Problem details ▸ Make an exact copy of all the material below, apart from the pictures.

Provided entries ▸
_ _ _ _
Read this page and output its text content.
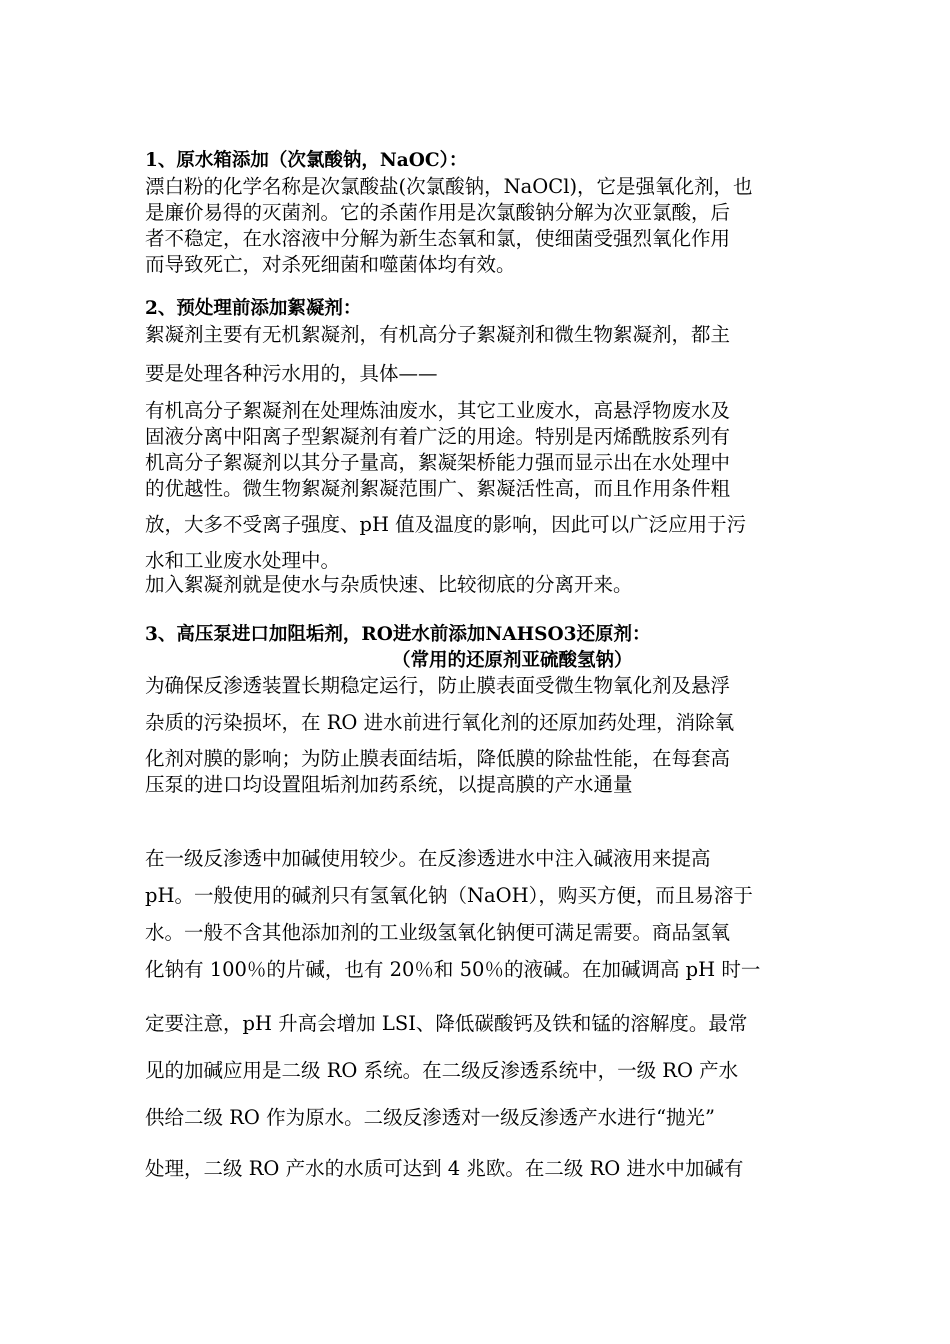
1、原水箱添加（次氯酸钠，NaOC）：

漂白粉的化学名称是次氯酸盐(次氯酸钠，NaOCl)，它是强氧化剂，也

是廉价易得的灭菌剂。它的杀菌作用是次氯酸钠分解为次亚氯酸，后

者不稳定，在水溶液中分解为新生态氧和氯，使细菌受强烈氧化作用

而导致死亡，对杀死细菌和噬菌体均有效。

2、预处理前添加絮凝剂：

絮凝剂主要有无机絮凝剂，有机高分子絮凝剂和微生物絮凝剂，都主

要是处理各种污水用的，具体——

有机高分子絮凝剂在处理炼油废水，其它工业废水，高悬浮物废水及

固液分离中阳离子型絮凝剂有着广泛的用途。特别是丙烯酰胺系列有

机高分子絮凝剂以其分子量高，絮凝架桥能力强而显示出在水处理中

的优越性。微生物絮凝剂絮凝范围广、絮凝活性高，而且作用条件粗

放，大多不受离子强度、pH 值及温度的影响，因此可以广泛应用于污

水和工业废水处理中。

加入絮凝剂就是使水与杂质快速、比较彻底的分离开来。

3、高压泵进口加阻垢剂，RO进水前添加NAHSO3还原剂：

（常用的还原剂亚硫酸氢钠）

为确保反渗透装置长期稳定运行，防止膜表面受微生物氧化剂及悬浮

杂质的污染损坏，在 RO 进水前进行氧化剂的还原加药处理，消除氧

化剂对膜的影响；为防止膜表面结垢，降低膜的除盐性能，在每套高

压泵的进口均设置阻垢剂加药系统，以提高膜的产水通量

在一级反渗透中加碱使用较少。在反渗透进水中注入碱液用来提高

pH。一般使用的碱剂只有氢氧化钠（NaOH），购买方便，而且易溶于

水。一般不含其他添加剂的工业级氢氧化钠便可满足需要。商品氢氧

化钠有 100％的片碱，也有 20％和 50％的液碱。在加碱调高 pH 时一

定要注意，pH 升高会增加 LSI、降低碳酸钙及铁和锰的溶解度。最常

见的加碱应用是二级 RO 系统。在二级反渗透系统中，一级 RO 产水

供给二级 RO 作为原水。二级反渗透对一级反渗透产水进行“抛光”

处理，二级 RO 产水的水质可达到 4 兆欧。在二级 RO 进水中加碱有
_ _ _ _
Exercise response ▸
Read this page and output its text content.
1、原水箱添加（次氯酸钠，NaOC）：

漂白粉的化学名称是次氯酸盐(次氯酸钠，NaOCl)，它是强氧化剂，也

是廉价易得的灭菌剂。它的杀菌作用是次氯酸钠分解为次亚氯酸，后

者不稳定，在水溶液中分解为新生态氧和氯，使细菌受强烈氧化作用

而导致死亡，对杀死细菌和噬菌体均有效。

2、预处理前添加絮凝剂：

絮凝剂主要有无机絮凝剂，有机高分子絮凝剂和微生物絮凝剂，都主

要是处理各种污水用的，具体——

有机高分子絮凝剂在处理炼油废水，其它工业废水，高悬浮物废水及

固液分离中阳离子型絮凝剂有着广泛的用途。特别是丙烯酰胺系列有

机高分子絮凝剂以其分子量高，絮凝架桥能力强而显示出在水处理中

的优越性。微生物絮凝剂絮凝范围广、絮凝活性高，而且作用条件粗

放，大多不受离子强度、pH 值及温度的影响，因此可以广泛应用于污

水和工业废水处理中。

加入絮凝剂就是使水与杂质快速、比较彻底的分离开来。

3、高压泵进口加阻垢剂，RO进水前添加NAHSO3还原剂：

（常用的还原剂亚硫酸氢钠）

为确保反渗透装置长期稳定运行，防止膜表面受微生物氧化剂及悬浮

杂质的污染损坏，在 RO 进水前进行氧化剂的还原加药处理，消除氧

化剂对膜的影响；为防止膜表面结垢，降低膜的除盐性能，在每套高

压泵的进口均设置阻垢剂加药系统，以提高膜的产水通量

在一级反渗透中加碱使用较少。在反渗透进水中注入碱液用来提高

pH。一般使用的碱剂只有氢氧化钠（NaOH），购买方便，而且易溶于

水。一般不含其他添加剂的工业级氢氧化钠便可满足需要。商品氢氧

化钠有 100％的片碱，也有 20％和 50％的液碱。在加碱调高 pH 时一

定要注意，pH 升高会增加 LSI、降低碳酸钙及铁和锰的溶解度。最常

见的加碱应用是二级 RO 系统。在二级反渗透系统中，一级 RO 产水

供给二级 RO 作为原水。二级反渗透对一级反渗透产水进行“抛光”

处理，二级 RO 产水的水质可达到 4 兆欧。在二级 RO 进水中加碱有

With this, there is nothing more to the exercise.